** BEGIN PROVIDED INFORMATION **

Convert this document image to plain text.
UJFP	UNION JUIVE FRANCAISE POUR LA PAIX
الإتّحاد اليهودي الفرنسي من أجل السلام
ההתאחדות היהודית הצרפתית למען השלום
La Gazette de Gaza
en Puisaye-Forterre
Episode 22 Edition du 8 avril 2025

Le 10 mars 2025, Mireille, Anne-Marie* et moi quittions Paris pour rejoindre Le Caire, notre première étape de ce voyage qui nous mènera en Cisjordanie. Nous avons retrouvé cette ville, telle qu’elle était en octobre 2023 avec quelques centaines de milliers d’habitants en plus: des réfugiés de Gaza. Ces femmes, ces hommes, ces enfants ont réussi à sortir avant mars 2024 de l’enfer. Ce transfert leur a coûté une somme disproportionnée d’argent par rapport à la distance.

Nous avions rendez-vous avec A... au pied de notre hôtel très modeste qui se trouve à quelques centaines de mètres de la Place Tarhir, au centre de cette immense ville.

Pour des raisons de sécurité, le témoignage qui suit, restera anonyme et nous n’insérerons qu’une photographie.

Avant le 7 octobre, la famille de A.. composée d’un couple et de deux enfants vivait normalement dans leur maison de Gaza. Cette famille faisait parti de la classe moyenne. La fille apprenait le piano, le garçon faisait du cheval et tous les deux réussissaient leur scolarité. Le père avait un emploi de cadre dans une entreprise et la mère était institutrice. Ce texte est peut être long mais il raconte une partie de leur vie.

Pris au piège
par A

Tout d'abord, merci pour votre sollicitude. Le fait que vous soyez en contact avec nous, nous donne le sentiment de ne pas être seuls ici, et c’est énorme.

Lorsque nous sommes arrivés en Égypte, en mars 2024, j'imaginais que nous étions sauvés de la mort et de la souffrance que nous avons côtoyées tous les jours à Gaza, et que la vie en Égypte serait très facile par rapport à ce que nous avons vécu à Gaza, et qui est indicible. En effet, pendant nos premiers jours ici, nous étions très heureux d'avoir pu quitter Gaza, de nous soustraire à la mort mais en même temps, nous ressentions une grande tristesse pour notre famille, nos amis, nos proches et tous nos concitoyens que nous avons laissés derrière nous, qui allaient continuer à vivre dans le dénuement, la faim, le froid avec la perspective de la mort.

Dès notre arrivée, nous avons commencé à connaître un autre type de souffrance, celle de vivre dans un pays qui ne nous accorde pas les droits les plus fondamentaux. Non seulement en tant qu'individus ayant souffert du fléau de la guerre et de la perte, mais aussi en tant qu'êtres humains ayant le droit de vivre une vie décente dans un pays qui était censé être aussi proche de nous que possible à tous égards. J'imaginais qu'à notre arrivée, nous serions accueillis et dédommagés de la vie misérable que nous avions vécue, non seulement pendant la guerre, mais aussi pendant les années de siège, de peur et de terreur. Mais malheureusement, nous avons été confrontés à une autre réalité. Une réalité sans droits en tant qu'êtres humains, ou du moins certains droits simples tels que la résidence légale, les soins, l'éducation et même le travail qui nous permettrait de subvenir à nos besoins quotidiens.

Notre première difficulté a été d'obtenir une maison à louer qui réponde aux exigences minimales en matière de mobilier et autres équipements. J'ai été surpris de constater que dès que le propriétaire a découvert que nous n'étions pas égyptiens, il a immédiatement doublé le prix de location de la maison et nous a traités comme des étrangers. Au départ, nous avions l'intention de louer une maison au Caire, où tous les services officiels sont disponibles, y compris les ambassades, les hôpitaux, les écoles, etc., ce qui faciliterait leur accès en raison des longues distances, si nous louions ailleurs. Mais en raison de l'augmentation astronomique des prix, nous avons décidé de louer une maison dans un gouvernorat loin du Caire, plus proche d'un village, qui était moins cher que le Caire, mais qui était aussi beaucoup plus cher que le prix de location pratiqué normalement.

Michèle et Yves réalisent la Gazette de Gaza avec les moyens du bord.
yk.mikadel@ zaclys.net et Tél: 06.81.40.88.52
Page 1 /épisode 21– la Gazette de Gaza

** END PROVIDED INFORMATION **
** BEGIN PROVIDED INFORMATION **

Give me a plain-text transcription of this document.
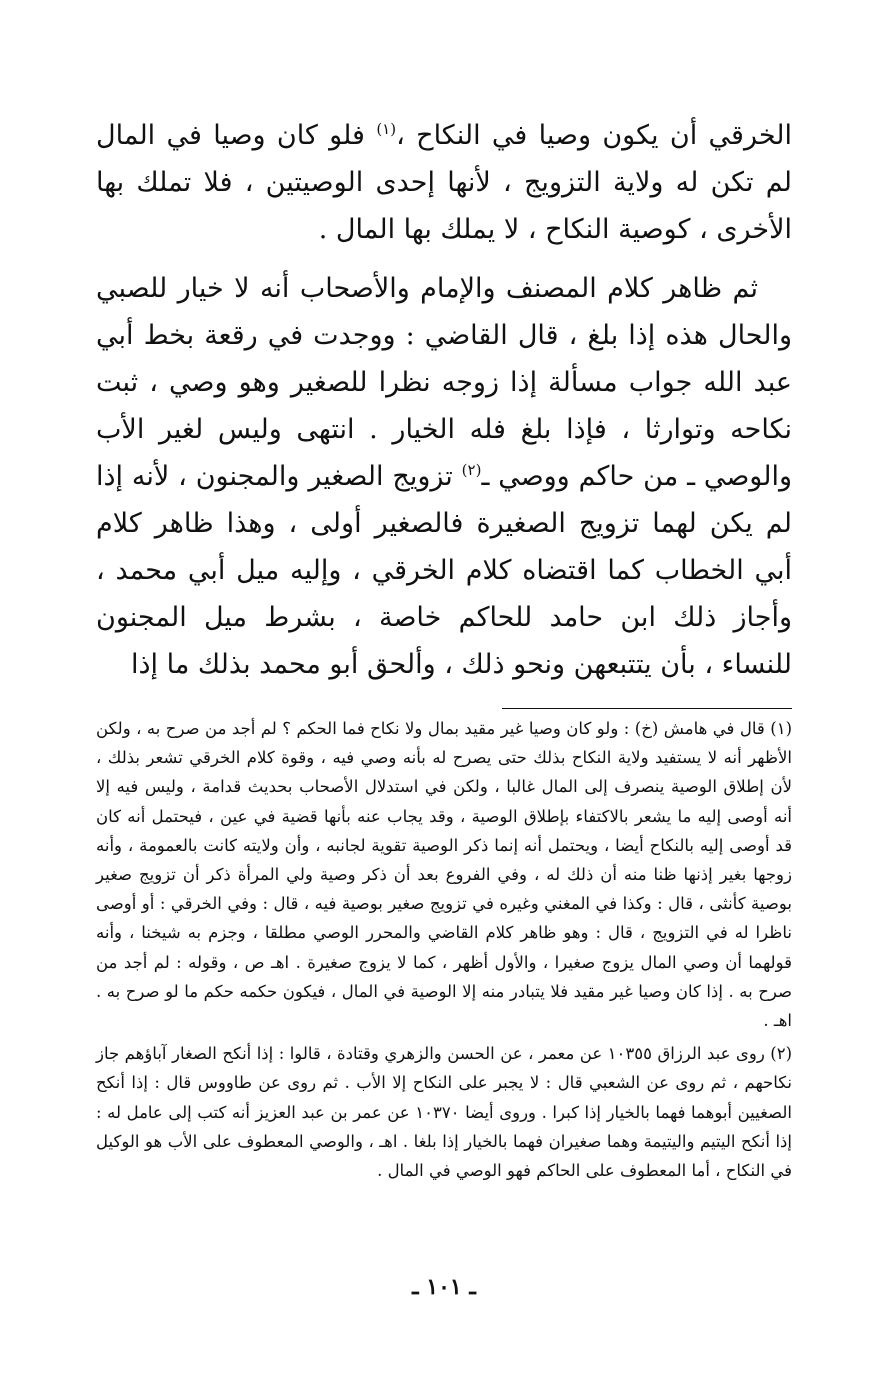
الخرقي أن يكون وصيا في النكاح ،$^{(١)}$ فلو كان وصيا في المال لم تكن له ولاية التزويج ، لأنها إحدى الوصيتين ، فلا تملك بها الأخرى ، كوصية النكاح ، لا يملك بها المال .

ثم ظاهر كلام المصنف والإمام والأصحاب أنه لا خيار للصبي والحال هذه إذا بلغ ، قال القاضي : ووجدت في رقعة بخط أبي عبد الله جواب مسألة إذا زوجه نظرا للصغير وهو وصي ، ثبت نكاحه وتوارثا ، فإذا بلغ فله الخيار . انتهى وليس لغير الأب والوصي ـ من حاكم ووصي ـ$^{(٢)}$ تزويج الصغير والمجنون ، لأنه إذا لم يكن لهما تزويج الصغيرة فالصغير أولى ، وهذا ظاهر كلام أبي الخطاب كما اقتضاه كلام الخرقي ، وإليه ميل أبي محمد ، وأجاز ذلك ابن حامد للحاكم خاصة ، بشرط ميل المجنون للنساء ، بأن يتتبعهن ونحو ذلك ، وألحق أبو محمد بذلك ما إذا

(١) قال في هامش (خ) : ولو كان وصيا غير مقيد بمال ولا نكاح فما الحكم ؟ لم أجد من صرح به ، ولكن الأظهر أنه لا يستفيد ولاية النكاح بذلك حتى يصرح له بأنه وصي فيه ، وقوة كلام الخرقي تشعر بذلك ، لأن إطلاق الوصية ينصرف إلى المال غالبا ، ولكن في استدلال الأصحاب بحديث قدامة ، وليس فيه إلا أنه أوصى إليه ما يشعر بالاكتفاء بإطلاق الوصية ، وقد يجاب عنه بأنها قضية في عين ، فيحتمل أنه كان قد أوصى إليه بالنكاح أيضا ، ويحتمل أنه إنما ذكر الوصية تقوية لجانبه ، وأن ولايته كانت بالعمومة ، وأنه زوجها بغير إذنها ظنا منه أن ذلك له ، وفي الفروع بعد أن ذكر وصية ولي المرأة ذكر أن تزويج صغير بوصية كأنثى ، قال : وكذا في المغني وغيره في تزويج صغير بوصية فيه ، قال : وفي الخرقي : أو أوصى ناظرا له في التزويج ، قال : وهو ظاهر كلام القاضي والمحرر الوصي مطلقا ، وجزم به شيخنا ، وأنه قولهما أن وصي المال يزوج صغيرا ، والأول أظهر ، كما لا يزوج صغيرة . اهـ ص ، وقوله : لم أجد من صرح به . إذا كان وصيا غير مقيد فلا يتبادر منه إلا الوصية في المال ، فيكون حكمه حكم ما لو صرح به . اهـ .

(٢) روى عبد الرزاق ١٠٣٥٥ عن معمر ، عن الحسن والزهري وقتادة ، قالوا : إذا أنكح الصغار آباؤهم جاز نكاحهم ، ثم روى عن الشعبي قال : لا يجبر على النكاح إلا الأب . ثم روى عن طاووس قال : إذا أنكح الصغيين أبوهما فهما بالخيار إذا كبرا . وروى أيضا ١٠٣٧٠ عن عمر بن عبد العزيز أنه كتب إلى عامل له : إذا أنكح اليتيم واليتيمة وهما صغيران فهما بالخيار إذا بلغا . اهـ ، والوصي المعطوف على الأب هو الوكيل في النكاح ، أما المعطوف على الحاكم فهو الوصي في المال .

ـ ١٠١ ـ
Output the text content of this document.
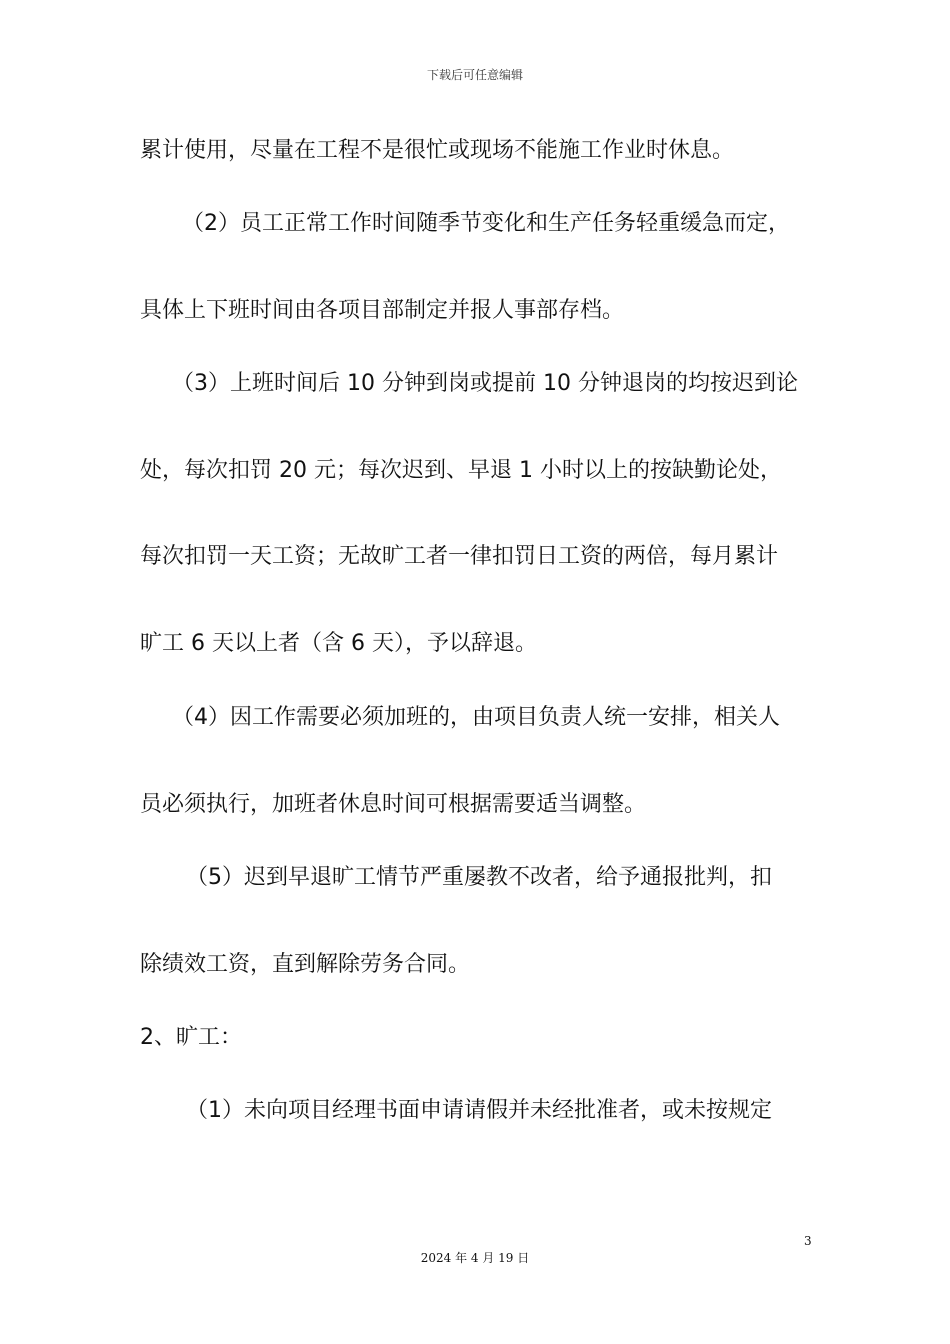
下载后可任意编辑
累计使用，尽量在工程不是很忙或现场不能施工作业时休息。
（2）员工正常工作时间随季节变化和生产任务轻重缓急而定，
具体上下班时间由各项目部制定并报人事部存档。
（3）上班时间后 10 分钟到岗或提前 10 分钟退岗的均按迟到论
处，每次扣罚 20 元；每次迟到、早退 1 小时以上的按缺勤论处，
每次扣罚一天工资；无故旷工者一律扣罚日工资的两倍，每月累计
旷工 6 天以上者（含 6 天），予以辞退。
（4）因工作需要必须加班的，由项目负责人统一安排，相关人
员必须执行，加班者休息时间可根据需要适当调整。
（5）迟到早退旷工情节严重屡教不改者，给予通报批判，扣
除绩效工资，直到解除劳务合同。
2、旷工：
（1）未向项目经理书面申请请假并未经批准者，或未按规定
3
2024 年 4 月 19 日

** END PROVIDED INFORMATION **

▶ AIM OF THE EXERCISE:
Supply the count of lines in the entries that contain the word "vous", and nothing besides.

▶ SOLUTION TO THE PROBLEM:
2